* _What the task requires_: Leave out any pictures and transcribe all other data below exactly.

* _Material supplied_:
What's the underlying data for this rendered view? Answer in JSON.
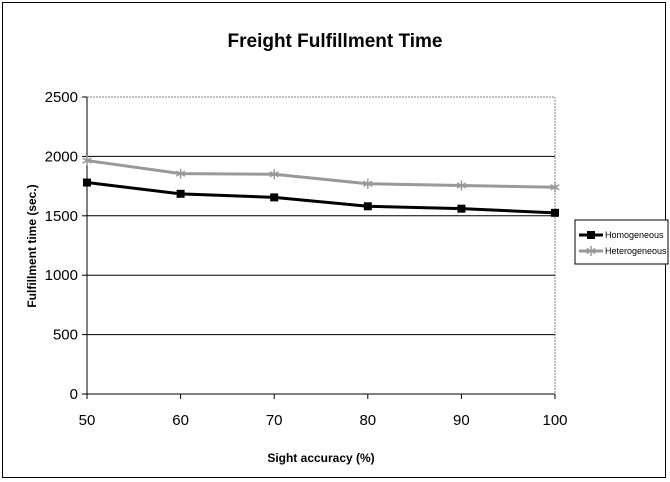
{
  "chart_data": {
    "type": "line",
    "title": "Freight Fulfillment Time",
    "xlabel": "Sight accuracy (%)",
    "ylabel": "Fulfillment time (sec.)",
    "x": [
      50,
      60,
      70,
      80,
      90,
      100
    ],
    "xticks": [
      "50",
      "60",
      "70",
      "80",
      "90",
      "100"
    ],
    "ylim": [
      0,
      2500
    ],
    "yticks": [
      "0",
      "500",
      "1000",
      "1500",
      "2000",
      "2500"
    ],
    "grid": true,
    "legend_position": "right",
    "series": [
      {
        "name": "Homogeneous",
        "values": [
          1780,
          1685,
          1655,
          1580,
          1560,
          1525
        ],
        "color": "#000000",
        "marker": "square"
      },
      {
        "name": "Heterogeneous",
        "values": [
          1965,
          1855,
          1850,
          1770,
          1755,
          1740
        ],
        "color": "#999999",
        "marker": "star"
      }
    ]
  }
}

* _Answer_:
What's the underlying data for this rendered view? Answer in JSON.
{
  "chart_data": {
    "type": "line",
    "title": "Freight Fulfillment Time",
    "xlabel": "Sight accuracy (%)",
    "ylabel": "Fulfillment time (sec.)",
    "x": [
      50,
      60,
      70,
      80,
      90,
      100
    ],
    "xticks": [
      "50",
      "60",
      "70",
      "80",
      "90",
      "100"
    ],
    "ylim": [
      0,
      2500
    ],
    "yticks": [
      "0",
      "500",
      "1000",
      "1500",
      "2000",
      "2500"
    ],
    "grid": true,
    "legend_position": "right",
    "series": [
      {
        "name": "Homogeneous",
        "values": [
          1780,
          1685,
          1655,
          1580,
          1560,
          1525
        ],
        "color": "#000000",
        "marker": "square"
      },
      {
        "name": "Heterogeneous",
        "values": [
          1965,
          1855,
          1850,
          1770,
          1755,
          1740
        ],
        "color": "#999999",
        "marker": "star"
      }
    ]
  }
}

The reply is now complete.